GOAL:
Copy out the complete listing, word for word.

LISTING:
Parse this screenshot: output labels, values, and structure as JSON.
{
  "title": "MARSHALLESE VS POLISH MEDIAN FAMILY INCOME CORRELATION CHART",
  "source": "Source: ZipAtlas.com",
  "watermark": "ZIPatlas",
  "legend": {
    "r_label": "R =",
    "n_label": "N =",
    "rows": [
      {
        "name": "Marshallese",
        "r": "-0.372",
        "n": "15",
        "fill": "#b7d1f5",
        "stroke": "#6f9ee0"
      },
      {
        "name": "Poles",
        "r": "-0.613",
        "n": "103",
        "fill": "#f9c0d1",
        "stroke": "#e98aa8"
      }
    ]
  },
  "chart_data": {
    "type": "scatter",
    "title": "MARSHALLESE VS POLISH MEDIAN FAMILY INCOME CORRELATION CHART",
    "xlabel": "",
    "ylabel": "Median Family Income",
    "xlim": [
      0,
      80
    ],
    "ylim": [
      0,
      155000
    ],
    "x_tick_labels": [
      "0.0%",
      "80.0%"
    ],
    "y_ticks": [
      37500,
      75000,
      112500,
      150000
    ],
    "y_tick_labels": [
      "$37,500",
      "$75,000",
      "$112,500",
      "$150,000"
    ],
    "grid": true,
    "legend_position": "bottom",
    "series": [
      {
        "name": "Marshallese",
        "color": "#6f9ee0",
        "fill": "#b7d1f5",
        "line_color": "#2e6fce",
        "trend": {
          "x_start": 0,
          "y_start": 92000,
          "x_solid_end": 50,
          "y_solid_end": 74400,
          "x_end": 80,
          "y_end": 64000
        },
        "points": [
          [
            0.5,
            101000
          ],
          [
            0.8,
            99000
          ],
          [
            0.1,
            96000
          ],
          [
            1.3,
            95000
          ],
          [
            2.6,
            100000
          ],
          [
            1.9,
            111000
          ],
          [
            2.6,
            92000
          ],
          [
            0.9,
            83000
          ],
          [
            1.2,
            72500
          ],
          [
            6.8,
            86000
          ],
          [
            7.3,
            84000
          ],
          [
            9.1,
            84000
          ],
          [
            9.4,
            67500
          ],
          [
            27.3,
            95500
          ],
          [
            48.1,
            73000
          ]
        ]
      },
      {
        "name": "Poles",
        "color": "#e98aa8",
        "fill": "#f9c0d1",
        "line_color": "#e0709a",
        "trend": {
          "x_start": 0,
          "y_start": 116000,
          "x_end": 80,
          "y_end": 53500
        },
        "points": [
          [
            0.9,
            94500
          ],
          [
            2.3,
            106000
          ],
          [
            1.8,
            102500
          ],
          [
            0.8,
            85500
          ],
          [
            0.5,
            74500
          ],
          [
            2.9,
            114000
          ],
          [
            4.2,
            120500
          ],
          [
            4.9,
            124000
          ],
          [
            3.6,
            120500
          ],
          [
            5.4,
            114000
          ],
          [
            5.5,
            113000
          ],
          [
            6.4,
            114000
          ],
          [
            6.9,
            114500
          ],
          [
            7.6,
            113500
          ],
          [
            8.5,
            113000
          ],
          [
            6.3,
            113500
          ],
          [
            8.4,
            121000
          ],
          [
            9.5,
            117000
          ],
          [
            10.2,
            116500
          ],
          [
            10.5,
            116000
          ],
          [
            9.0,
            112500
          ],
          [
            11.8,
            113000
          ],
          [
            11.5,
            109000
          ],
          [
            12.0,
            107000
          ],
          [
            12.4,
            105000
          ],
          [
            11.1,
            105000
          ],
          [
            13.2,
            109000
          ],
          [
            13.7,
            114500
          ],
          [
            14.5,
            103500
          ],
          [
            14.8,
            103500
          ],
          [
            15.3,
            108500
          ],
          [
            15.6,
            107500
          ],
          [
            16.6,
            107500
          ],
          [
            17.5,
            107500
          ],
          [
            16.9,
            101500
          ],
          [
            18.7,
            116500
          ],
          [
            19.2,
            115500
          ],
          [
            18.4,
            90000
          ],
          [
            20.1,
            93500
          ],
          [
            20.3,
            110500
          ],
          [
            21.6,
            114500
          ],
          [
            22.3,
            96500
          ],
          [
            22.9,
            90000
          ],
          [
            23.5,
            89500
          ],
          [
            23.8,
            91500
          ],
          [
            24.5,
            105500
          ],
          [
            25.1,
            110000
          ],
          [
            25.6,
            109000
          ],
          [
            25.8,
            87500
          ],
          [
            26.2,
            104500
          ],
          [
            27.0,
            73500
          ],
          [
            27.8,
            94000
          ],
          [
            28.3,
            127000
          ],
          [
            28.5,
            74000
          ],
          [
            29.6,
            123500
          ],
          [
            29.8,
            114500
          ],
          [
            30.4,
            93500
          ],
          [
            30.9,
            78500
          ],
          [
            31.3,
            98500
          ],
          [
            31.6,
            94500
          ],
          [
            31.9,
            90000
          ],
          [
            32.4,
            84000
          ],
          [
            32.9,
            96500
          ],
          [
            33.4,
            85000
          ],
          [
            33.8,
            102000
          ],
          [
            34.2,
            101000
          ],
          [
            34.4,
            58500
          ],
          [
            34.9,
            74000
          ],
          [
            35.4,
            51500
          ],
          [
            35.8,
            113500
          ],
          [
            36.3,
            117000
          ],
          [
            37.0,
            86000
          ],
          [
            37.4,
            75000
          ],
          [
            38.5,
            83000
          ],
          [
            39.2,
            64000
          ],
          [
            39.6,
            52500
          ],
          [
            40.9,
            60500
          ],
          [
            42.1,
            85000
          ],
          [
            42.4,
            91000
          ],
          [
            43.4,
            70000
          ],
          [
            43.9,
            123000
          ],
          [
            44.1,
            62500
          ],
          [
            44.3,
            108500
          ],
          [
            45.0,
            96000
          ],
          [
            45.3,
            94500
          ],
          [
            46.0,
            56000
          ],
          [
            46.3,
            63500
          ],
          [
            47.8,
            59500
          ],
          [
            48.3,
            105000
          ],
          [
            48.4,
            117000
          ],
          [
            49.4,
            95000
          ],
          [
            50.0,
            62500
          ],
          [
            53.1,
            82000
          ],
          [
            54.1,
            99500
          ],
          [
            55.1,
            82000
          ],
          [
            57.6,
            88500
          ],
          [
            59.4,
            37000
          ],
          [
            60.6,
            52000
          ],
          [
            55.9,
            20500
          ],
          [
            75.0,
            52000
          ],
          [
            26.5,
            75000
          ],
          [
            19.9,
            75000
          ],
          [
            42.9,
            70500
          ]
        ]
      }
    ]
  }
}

RESULT FOR THIS EXERCISE:
Parse this screenshot: output labels, values, and structure as JSON.
{
  "title": "MARSHALLESE VS POLISH MEDIAN FAMILY INCOME CORRELATION CHART",
  "source": "Source: ZipAtlas.com",
  "watermark": "ZIPatlas",
  "legend": {
    "r_label": "R =",
    "n_label": "N =",
    "rows": [
      {
        "name": "Marshallese",
        "r": "-0.372",
        "n": "15",
        "fill": "#b7d1f5",
        "stroke": "#6f9ee0"
      },
      {
        "name": "Poles",
        "r": "-0.613",
        "n": "103",
        "fill": "#f9c0d1",
        "stroke": "#e98aa8"
      }
    ]
  },
  "chart_data": {
    "type": "scatter",
    "title": "MARSHALLESE VS POLISH MEDIAN FAMILY INCOME CORRELATION CHART",
    "xlabel": "",
    "ylabel": "Median Family Income",
    "xlim": [
      0,
      80
    ],
    "ylim": [
      0,
      155000
    ],
    "x_tick_labels": [
      "0.0%",
      "80.0%"
    ],
    "y_ticks": [
      37500,
      75000,
      112500,
      150000
    ],
    "y_tick_labels": [
      "$37,500",
      "$75,000",
      "$112,500",
      "$150,000"
    ],
    "grid": true,
    "legend_position": "bottom",
    "series": [
      {
        "name": "Marshallese",
        "color": "#6f9ee0",
        "fill": "#b7d1f5",
        "line_color": "#2e6fce",
        "trend": {
          "x_start": 0,
          "y_start": 92000,
          "x_solid_end": 50,
          "y_solid_end": 74400,
          "x_end": 80,
          "y_end": 64000
        },
        "points": [
          [
            0.5,
            101000
          ],
          [
            0.8,
            99000
          ],
          [
            0.1,
            96000
          ],
          [
            1.3,
            95000
          ],
          [
            2.6,
            100000
          ],
          [
            1.9,
            111000
          ],
          [
            2.6,
            92000
          ],
          [
            0.9,
            83000
          ],
          [
            1.2,
            72500
          ],
          [
            6.8,
            86000
          ],
          [
            7.3,
            84000
          ],
          [
            9.1,
            84000
          ],
          [
            9.4,
            67500
          ],
          [
            27.3,
            95500
          ],
          [
            48.1,
            73000
          ]
        ]
      },
      {
        "name": "Poles",
        "color": "#e98aa8",
        "fill": "#f9c0d1",
        "line_color": "#e0709a",
        "trend": {
          "x_start": 0,
          "y_start": 116000,
          "x_end": 80,
          "y_end": 53500
        },
        "points": [
          [
            0.9,
            94500
          ],
          [
            2.3,
            106000
          ],
          [
            1.8,
            102500
          ],
          [
            0.8,
            85500
          ],
          [
            0.5,
            74500
          ],
          [
            2.9,
            114000
          ],
          [
            4.2,
            120500
          ],
          [
            4.9,
            124000
          ],
          [
            3.6,
            120500
          ],
          [
            5.4,
            114000
          ],
          [
            5.5,
            113000
          ],
          [
            6.4,
            114000
          ],
          [
            6.9,
            114500
          ],
          [
            7.6,
            113500
          ],
          [
            8.5,
            113000
          ],
          [
            6.3,
            113500
          ],
          [
            8.4,
            121000
          ],
          [
            9.5,
            117000
          ],
          [
            10.2,
            116500
          ],
          [
            10.5,
            116000
          ],
          [
            9.0,
            112500
          ],
          [
            11.8,
            113000
          ],
          [
            11.5,
            109000
          ],
          [
            12.0,
            107000
          ],
          [
            12.4,
            105000
          ],
          [
            11.1,
            105000
          ],
          [
            13.2,
            109000
          ],
          [
            13.7,
            114500
          ],
          [
            14.5,
            103500
          ],
          [
            14.8,
            103500
          ],
          [
            15.3,
            108500
          ],
          [
            15.6,
            107500
          ],
          [
            16.6,
            107500
          ],
          [
            17.5,
            107500
          ],
          [
            16.9,
            101500
          ],
          [
            18.7,
            116500
          ],
          [
            19.2,
            115500
          ],
          [
            18.4,
            90000
          ],
          [
            20.1,
            93500
          ],
          [
            20.3,
            110500
          ],
          [
            21.6,
            114500
          ],
          [
            22.3,
            96500
          ],
          [
            22.9,
            90000
          ],
          [
            23.5,
            89500
          ],
          [
            23.8,
            91500
          ],
          [
            24.5,
            105500
          ],
          [
            25.1,
            110000
          ],
          [
            25.6,
            109000
          ],
          [
            25.8,
            87500
          ],
          [
            26.2,
            104500
          ],
          [
            27.0,
            73500
          ],
          [
            27.8,
            94000
          ],
          [
            28.3,
            127000
          ],
          [
            28.5,
            74000
          ],
          [
            29.6,
            123500
          ],
          [
            29.8,
            114500
          ],
          [
            30.4,
            93500
          ],
          [
            30.9,
            78500
          ],
          [
            31.3,
            98500
          ],
          [
            31.6,
            94500
          ],
          [
            31.9,
            90000
          ],
          [
            32.4,
            84000
          ],
          [
            32.9,
            96500
          ],
          [
            33.4,
            85000
          ],
          [
            33.8,
            102000
          ],
          [
            34.2,
            101000
          ],
          [
            34.4,
            58500
          ],
          [
            34.9,
            74000
          ],
          [
            35.4,
            51500
          ],
          [
            35.8,
            113500
          ],
          [
            36.3,
            117000
          ],
          [
            37.0,
            86000
          ],
          [
            37.4,
            75000
          ],
          [
            38.5,
            83000
          ],
          [
            39.2,
            64000
          ],
          [
            39.6,
            52500
          ],
          [
            40.9,
            60500
          ],
          [
            42.1,
            85000
          ],
          [
            42.4,
            91000
          ],
          [
            43.4,
            70000
          ],
          [
            43.9,
            123000
          ],
          [
            44.1,
            62500
          ],
          [
            44.3,
            108500
          ],
          [
            45.0,
            96000
          ],
          [
            45.3,
            94500
          ],
          [
            46.0,
            56000
          ],
          [
            46.3,
            63500
          ],
          [
            47.8,
            59500
          ],
          [
            48.3,
            105000
          ],
          [
            48.4,
            117000
          ],
          [
            49.4,
            95000
          ],
          [
            50.0,
            62500
          ],
          [
            53.1,
            82000
          ],
          [
            54.1,
            99500
          ],
          [
            55.1,
            82000
          ],
          [
            57.6,
            88500
          ],
          [
            59.4,
            37000
          ],
          [
            60.6,
            52000
          ],
          [
            55.9,
            20500
          ],
          [
            75.0,
            52000
          ],
          [
            26.5,
            75000
          ],
          [
            19.9,
            75000
          ],
          [
            42.9,
            70500
          ]
        ]
      }
    ]
  }
}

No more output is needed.